*Your task*:
Below are some entries. Output each one exactly as it appears.

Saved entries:

------

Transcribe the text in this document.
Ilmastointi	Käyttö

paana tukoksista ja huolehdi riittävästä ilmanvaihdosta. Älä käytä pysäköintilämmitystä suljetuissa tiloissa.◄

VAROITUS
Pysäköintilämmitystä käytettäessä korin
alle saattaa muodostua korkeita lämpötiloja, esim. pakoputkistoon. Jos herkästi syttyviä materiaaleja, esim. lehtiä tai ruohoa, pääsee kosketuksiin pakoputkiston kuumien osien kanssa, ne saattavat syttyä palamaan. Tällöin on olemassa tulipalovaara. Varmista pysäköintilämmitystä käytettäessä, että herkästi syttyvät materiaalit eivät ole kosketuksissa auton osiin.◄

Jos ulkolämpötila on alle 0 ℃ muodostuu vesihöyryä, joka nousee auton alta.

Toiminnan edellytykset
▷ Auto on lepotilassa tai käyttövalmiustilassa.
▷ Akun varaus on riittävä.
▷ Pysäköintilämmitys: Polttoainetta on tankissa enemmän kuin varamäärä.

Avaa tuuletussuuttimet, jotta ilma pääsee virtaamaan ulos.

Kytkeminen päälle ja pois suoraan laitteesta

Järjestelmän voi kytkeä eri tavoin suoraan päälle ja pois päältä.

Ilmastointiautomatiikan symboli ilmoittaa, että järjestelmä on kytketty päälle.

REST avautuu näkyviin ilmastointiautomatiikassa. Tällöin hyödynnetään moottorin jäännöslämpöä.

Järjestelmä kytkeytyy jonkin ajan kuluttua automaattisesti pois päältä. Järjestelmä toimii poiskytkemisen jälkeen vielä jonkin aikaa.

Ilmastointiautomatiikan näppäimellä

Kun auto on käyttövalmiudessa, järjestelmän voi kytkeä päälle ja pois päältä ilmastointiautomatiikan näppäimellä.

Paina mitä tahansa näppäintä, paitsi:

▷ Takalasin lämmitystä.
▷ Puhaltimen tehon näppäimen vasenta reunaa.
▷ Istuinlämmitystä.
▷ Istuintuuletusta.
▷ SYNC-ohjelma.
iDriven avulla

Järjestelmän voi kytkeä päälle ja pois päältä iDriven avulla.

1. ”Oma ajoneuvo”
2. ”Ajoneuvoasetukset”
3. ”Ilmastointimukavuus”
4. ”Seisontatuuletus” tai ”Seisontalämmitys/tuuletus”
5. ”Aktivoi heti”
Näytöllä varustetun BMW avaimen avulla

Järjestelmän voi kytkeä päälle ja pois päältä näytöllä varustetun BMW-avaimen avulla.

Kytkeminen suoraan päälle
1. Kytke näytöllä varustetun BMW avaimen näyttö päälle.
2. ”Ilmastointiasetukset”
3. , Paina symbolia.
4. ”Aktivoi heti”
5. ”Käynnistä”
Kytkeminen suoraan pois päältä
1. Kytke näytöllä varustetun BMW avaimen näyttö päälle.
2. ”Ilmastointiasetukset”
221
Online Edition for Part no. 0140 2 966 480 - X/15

------

*Solution to the exercise*:
Transcribe the text in this document.
Ilmastointi	Käyttö

paana tukoksista ja huolehdi riittävästä ilmanvaihdosta. Älä käytä pysäköintilämmitystä suljetuissa tiloissa.◄

VAROITUS
Pysäköintilämmitystä käytettäessä korin
alle saattaa muodostua korkeita lämpötiloja, esim. pakoputkistoon. Jos herkästi syttyviä materiaaleja, esim. lehtiä tai ruohoa, pääsee kosketuksiin pakoputkiston kuumien osien kanssa, ne saattavat syttyä palamaan. Tällöin on olemassa tulipalovaara. Varmista pysäköintilämmitystä käytettäessä, että herkästi syttyvät materiaalit eivät ole kosketuksissa auton osiin.◄

Jos ulkolämpötila on alle 0 ℃ muodostuu vesihöyryä, joka nousee auton alta.

Toiminnan edellytykset
▷ Auto on lepotilassa tai käyttövalmiustilassa.
▷ Akun varaus on riittävä.
▷ Pysäköintilämmitys: Polttoainetta on tankissa enemmän kuin varamäärä.

Avaa tuuletussuuttimet, jotta ilma pääsee virtaamaan ulos.

Kytkeminen päälle ja pois suoraan laitteesta

Järjestelmän voi kytkeä eri tavoin suoraan päälle ja pois päältä.

Ilmastointiautomatiikan symboli ilmoittaa, että järjestelmä on kytketty päälle.

REST avautuu näkyviin ilmastointiautomatiikassa. Tällöin hyödynnetään moottorin jäännöslämpöä.

Järjestelmä kytkeytyy jonkin ajan kuluttua automaattisesti pois päältä. Järjestelmä toimii poiskytkemisen jälkeen vielä jonkin aikaa.

Ilmastointiautomatiikan näppäimellä

Kun auto on käyttövalmiudessa, järjestelmän voi kytkeä päälle ja pois päältä ilmastointiautomatiikan näppäimellä.

Paina mitä tahansa näppäintä, paitsi:

▷ Takalasin lämmitystä.
▷ Puhaltimen tehon näppäimen vasenta reunaa.
▷ Istuinlämmitystä.
▷ Istuintuuletusta.
▷ SYNC-ohjelma.
iDriven avulla

Järjestelmän voi kytkeä päälle ja pois päältä iDriven avulla.

1. ”Oma ajoneuvo”
2. ”Ajoneuvoasetukset”
3. ”Ilmastointimukavuus”
4. ”Seisontatuuletus” tai ”Seisontalämmitys/tuuletus”
5. ”Aktivoi heti”
Näytöllä varustetun BMW avaimen avulla

Järjestelmän voi kytkeä päälle ja pois päältä näytöllä varustetun BMW-avaimen avulla.

Kytkeminen suoraan päälle
1. Kytke näytöllä varustetun BMW avaimen näyttö päälle.
2. ”Ilmastointiasetukset”
3. , Paina symbolia.
4. ”Aktivoi heti”
5. ”Käynnistä”
Kytkeminen suoraan pois päältä
1. Kytke näytöllä varustetun BMW avaimen näyttö päälle.
2. ”Ilmastointiasetukset”
221
Online Edition for Part no. 0140 2 966 480 - X/15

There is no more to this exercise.